Task statement:
Retype the records from their first line through the line containing "svg-text:15: 15 [46, 369, 70, 394]", including that line, without changing any character.

Start

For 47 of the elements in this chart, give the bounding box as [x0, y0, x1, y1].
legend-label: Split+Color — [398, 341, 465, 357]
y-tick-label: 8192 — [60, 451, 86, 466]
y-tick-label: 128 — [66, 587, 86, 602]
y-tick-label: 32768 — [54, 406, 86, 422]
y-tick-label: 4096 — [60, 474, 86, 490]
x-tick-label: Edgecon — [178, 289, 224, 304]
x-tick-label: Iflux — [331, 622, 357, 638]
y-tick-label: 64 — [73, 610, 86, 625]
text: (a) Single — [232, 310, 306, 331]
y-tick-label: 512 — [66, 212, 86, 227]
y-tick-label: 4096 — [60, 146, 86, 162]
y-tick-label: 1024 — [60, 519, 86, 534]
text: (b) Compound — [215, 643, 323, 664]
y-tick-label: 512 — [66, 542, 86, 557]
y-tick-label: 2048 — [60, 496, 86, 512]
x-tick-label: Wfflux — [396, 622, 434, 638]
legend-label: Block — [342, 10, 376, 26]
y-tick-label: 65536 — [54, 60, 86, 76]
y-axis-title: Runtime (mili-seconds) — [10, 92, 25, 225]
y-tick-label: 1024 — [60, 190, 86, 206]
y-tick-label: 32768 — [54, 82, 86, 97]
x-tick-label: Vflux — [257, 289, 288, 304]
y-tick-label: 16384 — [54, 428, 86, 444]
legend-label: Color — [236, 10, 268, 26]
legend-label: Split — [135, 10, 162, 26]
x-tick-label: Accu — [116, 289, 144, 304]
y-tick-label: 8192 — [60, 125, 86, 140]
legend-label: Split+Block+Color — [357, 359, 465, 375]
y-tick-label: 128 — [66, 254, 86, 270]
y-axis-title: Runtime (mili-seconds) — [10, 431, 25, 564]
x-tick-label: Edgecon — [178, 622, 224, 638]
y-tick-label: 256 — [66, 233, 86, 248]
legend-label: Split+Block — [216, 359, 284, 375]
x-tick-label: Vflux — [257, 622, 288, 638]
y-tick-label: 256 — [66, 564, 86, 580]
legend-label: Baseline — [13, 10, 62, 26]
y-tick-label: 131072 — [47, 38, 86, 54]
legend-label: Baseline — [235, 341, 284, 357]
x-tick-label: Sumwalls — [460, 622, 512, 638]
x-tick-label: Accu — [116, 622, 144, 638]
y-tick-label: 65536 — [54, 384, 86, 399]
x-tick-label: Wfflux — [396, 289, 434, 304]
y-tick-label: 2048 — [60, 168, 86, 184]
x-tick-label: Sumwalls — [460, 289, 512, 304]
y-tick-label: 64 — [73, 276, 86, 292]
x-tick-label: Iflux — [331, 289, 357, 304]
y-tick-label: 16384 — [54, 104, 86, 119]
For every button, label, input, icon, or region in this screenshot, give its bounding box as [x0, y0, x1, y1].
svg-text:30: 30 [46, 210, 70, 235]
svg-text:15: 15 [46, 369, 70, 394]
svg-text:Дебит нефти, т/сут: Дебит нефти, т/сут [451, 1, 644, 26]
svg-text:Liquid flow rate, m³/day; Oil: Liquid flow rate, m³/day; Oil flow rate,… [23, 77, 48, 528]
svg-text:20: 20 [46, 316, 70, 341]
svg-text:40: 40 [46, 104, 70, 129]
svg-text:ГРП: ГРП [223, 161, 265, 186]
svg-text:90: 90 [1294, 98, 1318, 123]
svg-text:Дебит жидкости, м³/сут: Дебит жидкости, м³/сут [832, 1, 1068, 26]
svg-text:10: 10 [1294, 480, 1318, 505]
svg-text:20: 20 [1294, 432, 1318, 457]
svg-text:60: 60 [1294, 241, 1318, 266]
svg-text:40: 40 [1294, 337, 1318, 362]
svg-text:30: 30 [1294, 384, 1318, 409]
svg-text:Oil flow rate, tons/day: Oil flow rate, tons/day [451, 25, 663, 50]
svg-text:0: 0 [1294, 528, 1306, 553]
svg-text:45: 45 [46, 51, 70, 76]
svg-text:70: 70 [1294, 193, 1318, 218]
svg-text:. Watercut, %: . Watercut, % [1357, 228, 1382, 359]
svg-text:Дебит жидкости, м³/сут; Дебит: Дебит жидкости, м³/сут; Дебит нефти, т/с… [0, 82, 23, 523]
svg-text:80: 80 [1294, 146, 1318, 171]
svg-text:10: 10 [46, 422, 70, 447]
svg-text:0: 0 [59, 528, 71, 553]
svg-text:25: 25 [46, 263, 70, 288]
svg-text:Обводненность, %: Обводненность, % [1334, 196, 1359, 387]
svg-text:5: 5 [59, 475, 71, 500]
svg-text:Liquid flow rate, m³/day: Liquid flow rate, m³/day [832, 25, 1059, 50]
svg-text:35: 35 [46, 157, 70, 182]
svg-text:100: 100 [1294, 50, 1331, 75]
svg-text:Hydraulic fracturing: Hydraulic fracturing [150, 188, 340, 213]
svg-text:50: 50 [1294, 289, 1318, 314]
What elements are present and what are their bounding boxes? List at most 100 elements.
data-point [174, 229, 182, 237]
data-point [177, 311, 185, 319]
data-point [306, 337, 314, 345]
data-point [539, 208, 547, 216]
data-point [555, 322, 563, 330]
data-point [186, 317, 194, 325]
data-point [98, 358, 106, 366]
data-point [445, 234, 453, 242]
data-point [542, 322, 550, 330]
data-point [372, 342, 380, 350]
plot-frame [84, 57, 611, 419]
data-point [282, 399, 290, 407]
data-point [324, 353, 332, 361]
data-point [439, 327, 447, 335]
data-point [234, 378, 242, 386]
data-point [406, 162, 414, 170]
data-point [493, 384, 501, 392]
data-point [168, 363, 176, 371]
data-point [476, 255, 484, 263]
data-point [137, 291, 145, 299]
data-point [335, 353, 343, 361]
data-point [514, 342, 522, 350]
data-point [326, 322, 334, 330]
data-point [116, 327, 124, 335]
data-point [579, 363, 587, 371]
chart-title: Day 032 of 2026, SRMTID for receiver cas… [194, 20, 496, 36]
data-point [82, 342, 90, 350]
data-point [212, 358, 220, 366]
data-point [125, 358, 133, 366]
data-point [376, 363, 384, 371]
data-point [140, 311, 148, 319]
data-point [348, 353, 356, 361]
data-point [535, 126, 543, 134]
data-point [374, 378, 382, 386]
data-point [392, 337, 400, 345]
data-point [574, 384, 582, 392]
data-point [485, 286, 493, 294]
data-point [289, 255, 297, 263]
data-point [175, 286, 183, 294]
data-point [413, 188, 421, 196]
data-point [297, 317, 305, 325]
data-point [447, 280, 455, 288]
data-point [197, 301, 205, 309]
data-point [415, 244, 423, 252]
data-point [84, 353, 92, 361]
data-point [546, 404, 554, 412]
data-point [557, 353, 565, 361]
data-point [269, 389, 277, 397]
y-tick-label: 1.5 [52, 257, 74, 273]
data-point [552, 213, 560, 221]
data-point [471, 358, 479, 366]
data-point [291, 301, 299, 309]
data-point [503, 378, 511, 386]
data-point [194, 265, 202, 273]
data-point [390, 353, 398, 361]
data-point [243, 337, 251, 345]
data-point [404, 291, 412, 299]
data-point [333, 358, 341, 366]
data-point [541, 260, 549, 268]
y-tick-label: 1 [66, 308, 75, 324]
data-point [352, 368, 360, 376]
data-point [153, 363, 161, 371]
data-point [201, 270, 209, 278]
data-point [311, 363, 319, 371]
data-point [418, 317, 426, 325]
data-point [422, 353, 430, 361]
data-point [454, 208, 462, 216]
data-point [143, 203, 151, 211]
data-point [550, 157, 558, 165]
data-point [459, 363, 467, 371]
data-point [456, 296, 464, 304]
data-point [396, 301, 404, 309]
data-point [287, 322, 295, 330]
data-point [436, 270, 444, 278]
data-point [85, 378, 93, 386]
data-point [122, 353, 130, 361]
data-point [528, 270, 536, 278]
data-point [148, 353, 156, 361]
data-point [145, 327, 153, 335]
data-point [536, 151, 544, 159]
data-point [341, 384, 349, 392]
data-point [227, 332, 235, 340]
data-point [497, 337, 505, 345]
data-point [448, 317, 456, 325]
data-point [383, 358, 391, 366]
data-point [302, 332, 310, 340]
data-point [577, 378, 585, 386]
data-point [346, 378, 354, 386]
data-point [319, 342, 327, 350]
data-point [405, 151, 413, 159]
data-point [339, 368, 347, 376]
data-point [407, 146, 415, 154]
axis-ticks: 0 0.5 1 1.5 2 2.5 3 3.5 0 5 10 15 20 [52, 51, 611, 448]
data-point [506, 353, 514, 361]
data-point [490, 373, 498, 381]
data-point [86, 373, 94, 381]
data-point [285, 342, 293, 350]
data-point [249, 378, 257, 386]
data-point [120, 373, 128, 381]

End

Exercise solution:
For 47 of the elements in this chart, give the bounding box as [x0, y0, x1, y1].
legend-label: Split+Color — [398, 341, 465, 357]
y-tick-label: 8192 — [60, 451, 86, 466]
y-tick-label: 128 — [66, 587, 86, 602]
y-tick-label: 32768 — [54, 406, 86, 422]
y-tick-label: 4096 — [60, 474, 86, 490]
x-tick-label: Edgecon — [178, 289, 224, 304]
x-tick-label: Iflux — [331, 622, 357, 638]
y-tick-label: 64 — [73, 610, 86, 625]
text: (a) Single — [232, 310, 306, 331]
y-tick-label: 512 — [66, 212, 86, 227]
y-tick-label: 4096 — [60, 146, 86, 162]
y-tick-label: 1024 — [60, 519, 86, 534]
text: (b) Compound — [215, 643, 323, 664]
y-tick-label: 512 — [66, 542, 86, 557]
y-tick-label: 2048 — [60, 496, 86, 512]
x-tick-label: Wfflux — [396, 622, 434, 638]
legend-label: Block — [342, 10, 376, 26]
y-tick-label: 65536 — [54, 60, 86, 76]
y-axis-title: Runtime (mili-seconds) — [10, 92, 25, 225]
y-tick-label: 1024 — [60, 190, 86, 206]
y-tick-label: 32768 — [54, 82, 86, 97]
x-tick-label: Vflux — [257, 289, 288, 304]
y-tick-label: 16384 — [54, 428, 86, 444]
legend-label: Color — [236, 10, 268, 26]
legend-label: Split — [135, 10, 162, 26]
x-tick-label: Accu — [116, 289, 144, 304]
y-tick-label: 8192 — [60, 125, 86, 140]
legend-label: Split+Block+Color — [357, 359, 465, 375]
y-tick-label: 128 — [66, 254, 86, 270]
y-axis-title: Runtime (mili-seconds) — [10, 431, 25, 564]
x-tick-label: Edgecon — [178, 622, 224, 638]
y-tick-label: 256 — [66, 233, 86, 248]
legend-label: Split+Block — [216, 359, 284, 375]
x-tick-label: Vflux — [257, 622, 288, 638]
y-tick-label: 256 — [66, 564, 86, 580]
legend-label: Baseline — [13, 10, 62, 26]
y-tick-label: 131072 — [47, 38, 86, 54]
legend-label: Baseline — [235, 341, 284, 357]
x-tick-label: Sumwalls — [460, 622, 512, 638]
x-tick-label: Accu — [116, 622, 144, 638]
y-tick-label: 65536 — [54, 384, 86, 399]
x-tick-label: Wfflux — [396, 289, 434, 304]
y-tick-label: 2048 — [60, 168, 86, 184]
x-tick-label: Sumwalls — [460, 289, 512, 304]
y-tick-label: 64 — [73, 276, 86, 292]
x-tick-label: Iflux — [331, 289, 357, 304]
y-tick-label: 16384 — [54, 104, 86, 119]
For every button, label, input, icon, or region in this screenshot, give its bounding box as [x0, y0, x1, y1].
svg-text:30: 30 [46, 210, 70, 235]
svg-text:15: 15 [46, 369, 70, 394]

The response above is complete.